**What the task requires**
Copy every item below word for word, keeping each line unchanged and in its original order.

◇ ◇ ◇ ◇

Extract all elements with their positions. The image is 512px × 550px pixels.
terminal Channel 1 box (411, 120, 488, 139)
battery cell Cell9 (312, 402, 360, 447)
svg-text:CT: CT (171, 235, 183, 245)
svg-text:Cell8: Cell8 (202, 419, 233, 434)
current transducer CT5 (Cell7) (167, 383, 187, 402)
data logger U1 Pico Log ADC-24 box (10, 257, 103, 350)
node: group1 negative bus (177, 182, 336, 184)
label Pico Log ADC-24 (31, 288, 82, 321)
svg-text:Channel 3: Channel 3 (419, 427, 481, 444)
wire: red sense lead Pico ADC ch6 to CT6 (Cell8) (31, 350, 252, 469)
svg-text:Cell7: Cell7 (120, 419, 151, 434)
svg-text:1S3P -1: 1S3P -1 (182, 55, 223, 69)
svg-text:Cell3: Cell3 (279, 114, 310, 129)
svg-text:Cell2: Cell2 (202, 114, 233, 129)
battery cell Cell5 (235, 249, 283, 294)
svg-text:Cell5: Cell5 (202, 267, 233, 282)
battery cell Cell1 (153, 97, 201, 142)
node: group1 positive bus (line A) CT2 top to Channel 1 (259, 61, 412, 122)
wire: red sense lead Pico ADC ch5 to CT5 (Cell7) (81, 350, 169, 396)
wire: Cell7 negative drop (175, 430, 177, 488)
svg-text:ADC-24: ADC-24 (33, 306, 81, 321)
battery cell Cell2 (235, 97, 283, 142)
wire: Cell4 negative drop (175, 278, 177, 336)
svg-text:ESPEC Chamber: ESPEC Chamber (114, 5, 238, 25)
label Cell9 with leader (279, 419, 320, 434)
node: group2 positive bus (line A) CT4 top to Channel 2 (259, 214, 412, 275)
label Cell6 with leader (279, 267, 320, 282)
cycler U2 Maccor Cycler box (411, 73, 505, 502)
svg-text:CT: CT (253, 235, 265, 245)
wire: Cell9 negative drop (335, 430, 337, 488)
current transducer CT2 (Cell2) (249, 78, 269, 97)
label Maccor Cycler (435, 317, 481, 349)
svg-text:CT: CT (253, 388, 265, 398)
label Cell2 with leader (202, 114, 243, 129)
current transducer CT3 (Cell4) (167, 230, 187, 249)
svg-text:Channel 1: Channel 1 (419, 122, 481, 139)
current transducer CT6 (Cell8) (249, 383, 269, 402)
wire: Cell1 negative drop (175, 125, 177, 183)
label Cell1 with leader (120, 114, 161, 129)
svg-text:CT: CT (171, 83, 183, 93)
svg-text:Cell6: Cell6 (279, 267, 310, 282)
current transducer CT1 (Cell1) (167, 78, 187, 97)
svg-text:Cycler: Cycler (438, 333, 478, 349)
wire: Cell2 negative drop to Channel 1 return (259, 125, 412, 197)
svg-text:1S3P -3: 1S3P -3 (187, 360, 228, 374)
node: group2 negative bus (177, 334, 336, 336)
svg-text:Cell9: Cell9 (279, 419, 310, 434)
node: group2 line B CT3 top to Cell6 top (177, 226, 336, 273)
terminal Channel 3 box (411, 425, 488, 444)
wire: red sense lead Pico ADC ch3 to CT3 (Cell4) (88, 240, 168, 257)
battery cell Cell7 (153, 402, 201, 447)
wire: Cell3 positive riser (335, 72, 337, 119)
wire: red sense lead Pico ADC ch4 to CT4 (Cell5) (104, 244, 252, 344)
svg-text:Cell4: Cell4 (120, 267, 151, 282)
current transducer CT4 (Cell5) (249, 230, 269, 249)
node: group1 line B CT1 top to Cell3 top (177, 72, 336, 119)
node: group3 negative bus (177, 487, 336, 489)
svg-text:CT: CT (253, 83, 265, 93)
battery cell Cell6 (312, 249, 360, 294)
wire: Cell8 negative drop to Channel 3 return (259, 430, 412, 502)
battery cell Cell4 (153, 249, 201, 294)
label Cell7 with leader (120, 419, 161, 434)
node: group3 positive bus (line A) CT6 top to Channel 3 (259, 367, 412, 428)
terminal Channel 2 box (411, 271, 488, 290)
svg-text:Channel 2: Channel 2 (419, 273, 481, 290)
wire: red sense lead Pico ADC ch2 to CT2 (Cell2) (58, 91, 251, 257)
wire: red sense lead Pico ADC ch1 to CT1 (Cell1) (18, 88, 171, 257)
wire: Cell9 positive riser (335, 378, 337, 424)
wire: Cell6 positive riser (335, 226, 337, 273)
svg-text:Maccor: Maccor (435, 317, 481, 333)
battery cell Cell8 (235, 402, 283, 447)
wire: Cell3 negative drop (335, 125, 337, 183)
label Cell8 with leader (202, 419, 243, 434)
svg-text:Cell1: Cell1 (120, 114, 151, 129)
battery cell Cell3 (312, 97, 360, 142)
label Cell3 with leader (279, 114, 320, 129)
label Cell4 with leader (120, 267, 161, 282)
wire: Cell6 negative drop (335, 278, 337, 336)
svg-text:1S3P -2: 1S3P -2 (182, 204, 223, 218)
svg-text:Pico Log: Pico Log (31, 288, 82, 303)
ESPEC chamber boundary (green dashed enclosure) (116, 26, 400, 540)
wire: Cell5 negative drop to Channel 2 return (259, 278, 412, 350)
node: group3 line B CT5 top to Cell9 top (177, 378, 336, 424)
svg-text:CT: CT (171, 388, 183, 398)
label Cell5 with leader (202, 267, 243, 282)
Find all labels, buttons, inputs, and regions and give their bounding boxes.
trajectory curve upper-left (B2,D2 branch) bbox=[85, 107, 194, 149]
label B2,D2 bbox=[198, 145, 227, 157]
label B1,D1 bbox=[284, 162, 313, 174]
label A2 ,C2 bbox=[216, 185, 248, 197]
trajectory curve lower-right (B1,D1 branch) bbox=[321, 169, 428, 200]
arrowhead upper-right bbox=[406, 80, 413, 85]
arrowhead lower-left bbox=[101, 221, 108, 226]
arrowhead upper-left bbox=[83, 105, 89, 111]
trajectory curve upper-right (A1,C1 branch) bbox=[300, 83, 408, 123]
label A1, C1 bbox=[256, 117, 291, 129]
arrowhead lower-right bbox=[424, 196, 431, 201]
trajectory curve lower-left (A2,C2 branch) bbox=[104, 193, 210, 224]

◇ ◇ ◇ ◇

**Response**
Extract all elements with their positions. The image is 512px × 550px pixels.
terminal Channel 1 box (411, 120, 488, 139)
battery cell Cell9 (312, 402, 360, 447)
svg-text:CT: CT (171, 235, 183, 245)
svg-text:Cell8: Cell8 (202, 419, 233, 434)
current transducer CT5 (Cell7) (167, 383, 187, 402)
data logger U1 Pico Log ADC-24 box (10, 257, 103, 350)
node: group1 negative bus (177, 182, 336, 184)
label Pico Log ADC-24 (31, 288, 82, 321)
svg-text:Channel 3: Channel 3 (419, 427, 481, 444)
wire: red sense lead Pico ADC ch6 to CT6 (Cell8) (31, 350, 252, 469)
svg-text:Cell7: Cell7 (120, 419, 151, 434)
svg-text:1S3P -1: 1S3P -1 (182, 55, 223, 69)
svg-text:Cell3: Cell3 (279, 114, 310, 129)
svg-text:Cell2: Cell2 (202, 114, 233, 129)
battery cell Cell5 (235, 249, 283, 294)
svg-text:Cell5: Cell5 (202, 267, 233, 282)
battery cell Cell1 (153, 97, 201, 142)
node: group1 positive bus (line A) CT2 top to Channel 1 (259, 61, 412, 122)
wire: red sense lead Pico ADC ch5 to CT5 (Cell7) (81, 350, 169, 396)
wire: Cell7 negative drop (175, 430, 177, 488)
svg-text:ADC-24: ADC-24 (33, 306, 81, 321)
battery cell Cell2 (235, 97, 283, 142)
wire: Cell4 negative drop (175, 278, 177, 336)
svg-text:ESPEC Chamber: ESPEC Chamber (114, 5, 238, 25)
label Cell9 with leader (279, 419, 320, 434)
node: group2 positive bus (line A) CT4 top to Channel 2 (259, 214, 412, 275)
label Cell6 with leader (279, 267, 320, 282)
cycler U2 Maccor Cycler box (411, 73, 505, 502)
svg-text:CT: CT (253, 235, 265, 245)
wire: Cell9 negative drop (335, 430, 337, 488)
current transducer CT2 (Cell2) (249, 78, 269, 97)
label Maccor Cycler (435, 317, 481, 349)
svg-text:CT: CT (253, 388, 265, 398)
label Cell2 with leader (202, 114, 243, 129)
current transducer CT3 (Cell4) (167, 230, 187, 249)
svg-text:Channel 1: Channel 1 (419, 122, 481, 139)
current transducer CT6 (Cell8) (249, 383, 269, 402)
wire: Cell1 negative drop (175, 125, 177, 183)
label Cell1 with leader (120, 114, 161, 129)
svg-text:CT: CT (171, 83, 183, 93)
svg-text:Cell6: Cell6 (279, 267, 310, 282)
current transducer CT1 (Cell1) (167, 78, 187, 97)
svg-text:Cycler: Cycler (438, 333, 478, 349)
wire: Cell2 negative drop to Channel 1 return (259, 125, 412, 197)
svg-text:1S3P -3: 1S3P -3 (187, 360, 228, 374)
node: group2 negative bus (177, 334, 336, 336)
svg-text:Cell9: Cell9 (279, 419, 310, 434)
node: group2 line B CT3 top to Cell6 top (177, 226, 336, 273)
terminal Channel 3 box (411, 425, 488, 444)
wire: red sense lead Pico ADC ch3 to CT3 (Cell4) (88, 240, 168, 257)
battery cell Cell7 (153, 402, 201, 447)
wire: Cell3 positive riser (335, 72, 337, 119)
wire: red sense lead Pico ADC ch4 to CT4 (Cell5) (104, 244, 252, 344)
svg-text:Cell4: Cell4 (120, 267, 151, 282)
current transducer CT4 (Cell5) (249, 230, 269, 249)
node: group1 line B CT1 top to Cell3 top (177, 72, 336, 119)
node: group3 negative bus (177, 487, 336, 489)
svg-text:CT: CT (253, 83, 265, 93)
battery cell Cell6 (312, 249, 360, 294)
wire: Cell8 negative drop to Channel 3 return (259, 430, 412, 502)
battery cell Cell4 (153, 249, 201, 294)
label Cell7 with leader (120, 419, 161, 434)
node: group3 positive bus (line A) CT6 top to Channel 3 (259, 367, 412, 428)
terminal Channel 2 box (411, 271, 488, 290)
svg-text:Channel 2: Channel 2 (419, 273, 481, 290)
wire: red sense lead Pico ADC ch2 to CT2 (Cell2) (58, 91, 251, 257)
wire: red sense lead Pico ADC ch1 to CT1 (Cell1) (18, 88, 171, 257)
wire: Cell9 positive riser (335, 378, 337, 424)
wire: Cell6 positive riser (335, 226, 337, 273)
svg-text:Maccor: Maccor (435, 317, 481, 333)
battery cell Cell8 (235, 402, 283, 447)
wire: Cell3 negative drop (335, 125, 337, 183)
label Cell8 with leader (202, 419, 243, 434)
svg-text:Cell1: Cell1 (120, 114, 151, 129)
battery cell Cell3 (312, 97, 360, 142)
label Cell3 with leader (279, 114, 320, 129)
label Cell4 with leader (120, 267, 161, 282)
wire: Cell6 negative drop (335, 278, 337, 336)
svg-text:1S3P -2: 1S3P -2 (182, 204, 223, 218)
svg-text:Pico Log: Pico Log (31, 288, 82, 303)
ESPEC chamber boundary (green dashed enclosure) (116, 26, 400, 540)
wire: Cell5 negative drop to Channel 2 return (259, 278, 412, 350)
node: group3 line B CT5 top to Cell9 top (177, 378, 336, 424)
svg-text:CT: CT (171, 388, 183, 398)
label Cell5 with leader (202, 267, 243, 282)
Find all labels, buttons, inputs, and regions and give their bounding boxes.
trajectory curve upper-left (B2,D2 branch) bbox=[85, 107, 194, 149]
label B2,D2 bbox=[198, 145, 227, 157]
label B1,D1 bbox=[284, 162, 313, 174]
label A2 ,C2 bbox=[216, 185, 248, 197]
trajectory curve lower-right (B1,D1 branch) bbox=[321, 169, 428, 200]
arrowhead upper-right bbox=[406, 80, 413, 85]
arrowhead lower-left bbox=[101, 221, 108, 226]
arrowhead upper-left bbox=[83, 105, 89, 111]
trajectory curve upper-right (A1,C1 branch) bbox=[300, 83, 408, 123]
label A1, C1 bbox=[256, 117, 291, 129]
arrowhead lower-right bbox=[424, 196, 431, 201]
trajectory curve lower-left (A2,C2 branch) bbox=[104, 193, 210, 224]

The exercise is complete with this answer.